Given exercise ▸ What is the number of lines in the entries below that include the word "социальные"? Provide the number only.
** Start of Working data **
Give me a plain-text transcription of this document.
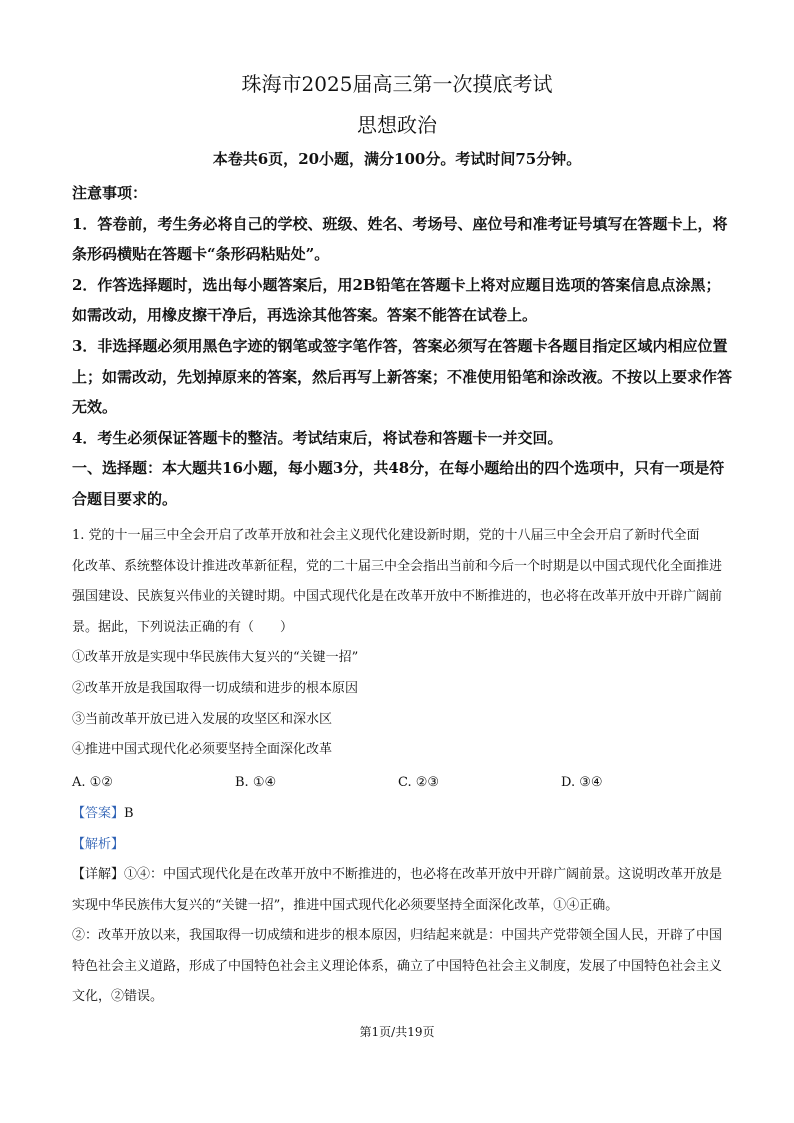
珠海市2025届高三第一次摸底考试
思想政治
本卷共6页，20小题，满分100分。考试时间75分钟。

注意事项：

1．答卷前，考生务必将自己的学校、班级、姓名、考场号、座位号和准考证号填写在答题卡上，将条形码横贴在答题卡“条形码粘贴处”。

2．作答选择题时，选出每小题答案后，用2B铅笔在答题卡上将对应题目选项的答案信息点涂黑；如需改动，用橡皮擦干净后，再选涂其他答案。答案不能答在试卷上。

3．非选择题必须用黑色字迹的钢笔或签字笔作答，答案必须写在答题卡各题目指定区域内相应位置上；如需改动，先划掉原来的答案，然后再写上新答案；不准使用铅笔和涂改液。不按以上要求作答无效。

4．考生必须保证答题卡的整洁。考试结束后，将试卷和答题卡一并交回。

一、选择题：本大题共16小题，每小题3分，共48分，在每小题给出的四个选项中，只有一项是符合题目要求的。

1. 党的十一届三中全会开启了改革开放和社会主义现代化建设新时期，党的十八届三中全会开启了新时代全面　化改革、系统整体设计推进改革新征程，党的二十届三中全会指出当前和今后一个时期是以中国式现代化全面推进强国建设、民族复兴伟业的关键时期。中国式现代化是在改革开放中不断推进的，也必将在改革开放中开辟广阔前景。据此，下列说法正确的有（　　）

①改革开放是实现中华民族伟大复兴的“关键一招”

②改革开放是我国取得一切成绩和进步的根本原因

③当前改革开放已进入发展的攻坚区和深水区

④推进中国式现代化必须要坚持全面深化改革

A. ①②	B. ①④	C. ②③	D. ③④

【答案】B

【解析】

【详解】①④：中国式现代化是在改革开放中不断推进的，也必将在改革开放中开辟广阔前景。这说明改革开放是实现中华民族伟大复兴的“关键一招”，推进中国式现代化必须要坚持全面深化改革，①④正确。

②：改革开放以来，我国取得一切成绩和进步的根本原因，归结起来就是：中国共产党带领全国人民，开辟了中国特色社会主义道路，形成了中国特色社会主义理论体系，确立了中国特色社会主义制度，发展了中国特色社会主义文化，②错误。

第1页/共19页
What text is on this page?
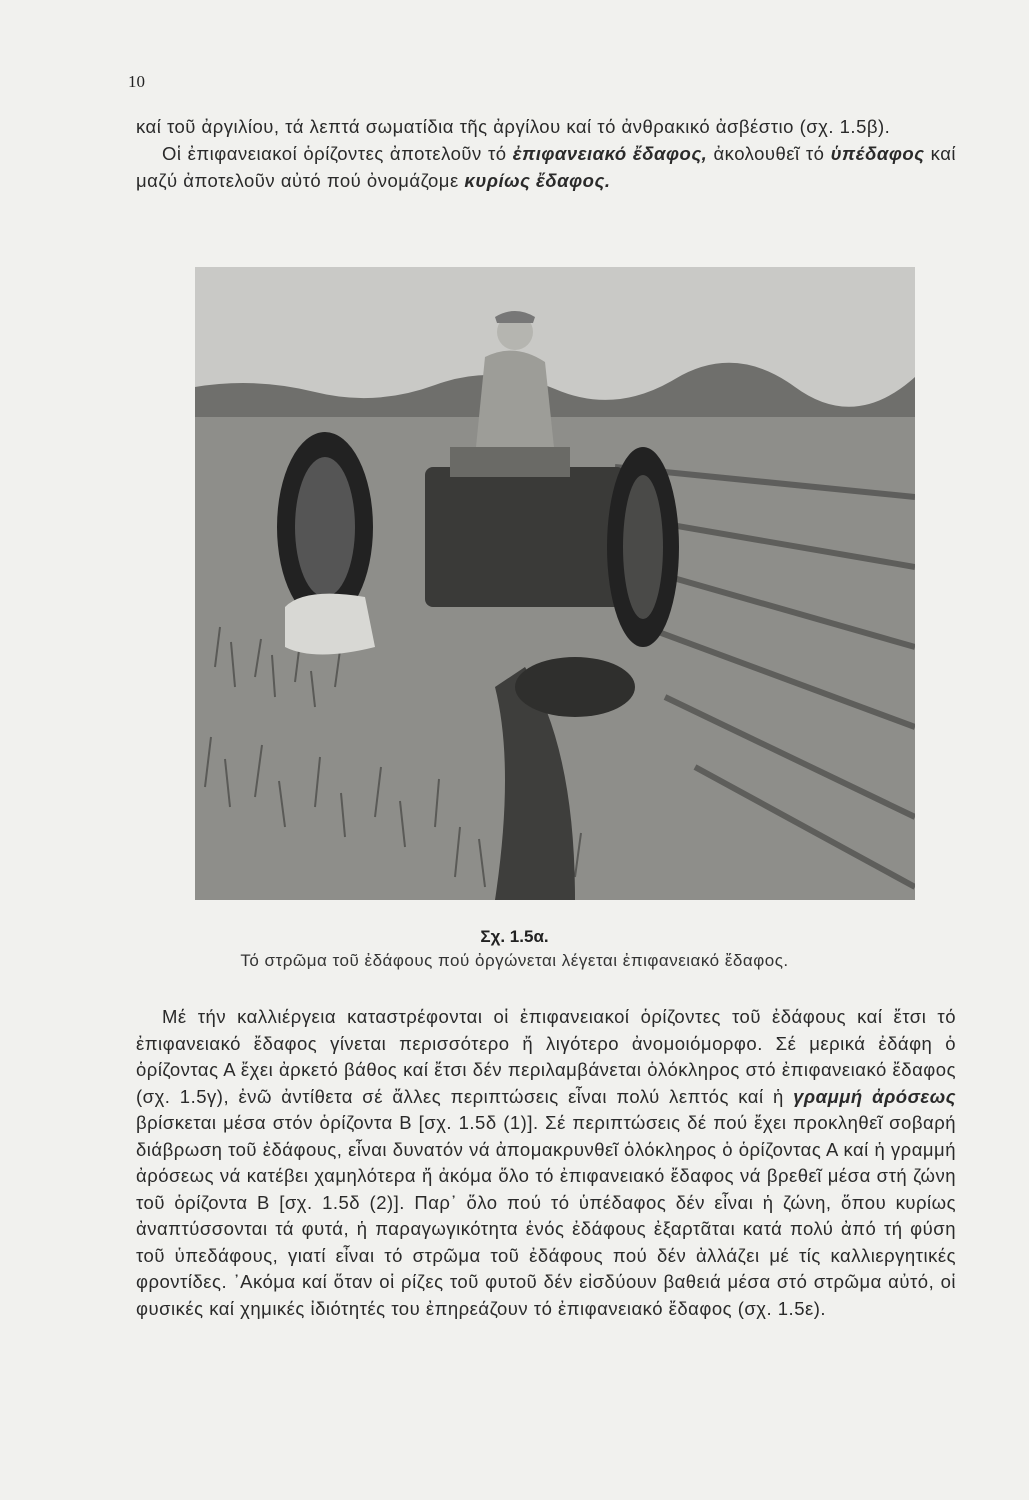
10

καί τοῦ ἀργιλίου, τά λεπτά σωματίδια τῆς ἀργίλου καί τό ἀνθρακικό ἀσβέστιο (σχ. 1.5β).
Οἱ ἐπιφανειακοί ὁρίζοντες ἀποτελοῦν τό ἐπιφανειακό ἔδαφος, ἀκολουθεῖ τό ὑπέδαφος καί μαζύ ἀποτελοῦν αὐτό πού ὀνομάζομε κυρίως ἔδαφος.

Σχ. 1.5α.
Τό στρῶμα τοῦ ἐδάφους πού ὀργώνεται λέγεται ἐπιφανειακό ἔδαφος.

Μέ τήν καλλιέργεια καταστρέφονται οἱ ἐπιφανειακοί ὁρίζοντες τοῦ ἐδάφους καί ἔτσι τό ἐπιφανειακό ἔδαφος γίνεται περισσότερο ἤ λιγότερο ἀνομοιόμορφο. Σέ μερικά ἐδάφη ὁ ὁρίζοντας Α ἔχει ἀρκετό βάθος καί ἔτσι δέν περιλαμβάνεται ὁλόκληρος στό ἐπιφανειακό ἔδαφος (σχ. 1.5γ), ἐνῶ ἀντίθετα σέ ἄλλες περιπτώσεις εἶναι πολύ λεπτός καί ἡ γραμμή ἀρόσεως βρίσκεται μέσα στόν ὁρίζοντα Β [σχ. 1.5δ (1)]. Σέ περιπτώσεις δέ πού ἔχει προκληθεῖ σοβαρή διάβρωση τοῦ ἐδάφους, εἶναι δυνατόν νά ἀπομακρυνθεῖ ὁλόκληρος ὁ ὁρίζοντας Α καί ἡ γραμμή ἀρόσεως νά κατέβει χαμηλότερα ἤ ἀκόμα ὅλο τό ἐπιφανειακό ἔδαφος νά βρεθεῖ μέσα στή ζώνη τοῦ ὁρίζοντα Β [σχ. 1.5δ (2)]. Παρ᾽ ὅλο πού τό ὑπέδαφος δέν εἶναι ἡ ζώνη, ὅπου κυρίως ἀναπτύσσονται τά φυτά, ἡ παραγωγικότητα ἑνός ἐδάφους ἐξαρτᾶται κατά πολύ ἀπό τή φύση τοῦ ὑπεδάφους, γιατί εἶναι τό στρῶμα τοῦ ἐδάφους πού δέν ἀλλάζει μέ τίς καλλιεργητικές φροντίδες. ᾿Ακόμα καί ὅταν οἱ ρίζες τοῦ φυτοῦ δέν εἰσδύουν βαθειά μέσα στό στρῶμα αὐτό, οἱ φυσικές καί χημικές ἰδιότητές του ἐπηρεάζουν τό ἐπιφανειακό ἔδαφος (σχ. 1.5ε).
** End of Working data **
** Start of Working data **
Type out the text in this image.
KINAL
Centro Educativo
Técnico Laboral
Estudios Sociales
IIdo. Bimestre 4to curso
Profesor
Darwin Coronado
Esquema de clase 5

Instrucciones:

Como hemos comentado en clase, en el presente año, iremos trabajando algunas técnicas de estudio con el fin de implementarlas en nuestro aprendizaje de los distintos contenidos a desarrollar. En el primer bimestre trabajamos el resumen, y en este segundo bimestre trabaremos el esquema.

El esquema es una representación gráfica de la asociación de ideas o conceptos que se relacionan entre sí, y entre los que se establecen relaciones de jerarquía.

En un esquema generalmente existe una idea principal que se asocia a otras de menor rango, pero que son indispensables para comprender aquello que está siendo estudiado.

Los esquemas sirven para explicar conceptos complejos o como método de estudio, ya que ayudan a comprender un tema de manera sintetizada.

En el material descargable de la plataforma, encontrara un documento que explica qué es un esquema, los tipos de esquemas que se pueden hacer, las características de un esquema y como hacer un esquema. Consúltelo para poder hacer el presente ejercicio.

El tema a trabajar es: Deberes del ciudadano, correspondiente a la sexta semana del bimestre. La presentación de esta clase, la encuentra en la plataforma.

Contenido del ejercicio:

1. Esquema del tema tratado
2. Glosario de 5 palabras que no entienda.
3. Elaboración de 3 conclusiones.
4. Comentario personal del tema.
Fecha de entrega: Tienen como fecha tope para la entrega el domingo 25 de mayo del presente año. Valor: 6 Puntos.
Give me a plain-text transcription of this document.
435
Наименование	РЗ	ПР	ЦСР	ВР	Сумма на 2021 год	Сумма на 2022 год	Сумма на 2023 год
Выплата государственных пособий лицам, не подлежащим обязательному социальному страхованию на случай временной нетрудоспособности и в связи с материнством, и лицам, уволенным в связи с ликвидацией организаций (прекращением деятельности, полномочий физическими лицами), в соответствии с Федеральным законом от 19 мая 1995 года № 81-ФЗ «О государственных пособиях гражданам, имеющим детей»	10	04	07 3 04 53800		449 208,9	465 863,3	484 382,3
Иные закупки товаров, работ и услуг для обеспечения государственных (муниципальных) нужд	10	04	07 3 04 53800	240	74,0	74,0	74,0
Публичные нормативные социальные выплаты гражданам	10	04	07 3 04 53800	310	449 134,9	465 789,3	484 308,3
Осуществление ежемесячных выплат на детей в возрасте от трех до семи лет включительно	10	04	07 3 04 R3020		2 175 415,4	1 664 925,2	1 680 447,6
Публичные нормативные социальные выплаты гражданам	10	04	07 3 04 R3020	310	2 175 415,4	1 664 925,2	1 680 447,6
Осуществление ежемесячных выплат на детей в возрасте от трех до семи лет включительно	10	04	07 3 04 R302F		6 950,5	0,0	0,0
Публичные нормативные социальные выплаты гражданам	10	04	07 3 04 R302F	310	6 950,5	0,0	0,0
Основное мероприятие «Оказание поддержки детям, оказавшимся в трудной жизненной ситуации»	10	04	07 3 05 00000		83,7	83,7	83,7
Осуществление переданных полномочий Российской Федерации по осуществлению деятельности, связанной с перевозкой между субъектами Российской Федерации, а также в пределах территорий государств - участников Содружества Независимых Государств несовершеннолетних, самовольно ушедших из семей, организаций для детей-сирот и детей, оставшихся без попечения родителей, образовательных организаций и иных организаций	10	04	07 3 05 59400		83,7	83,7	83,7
** End of Working data **
Solved problem ▸ 3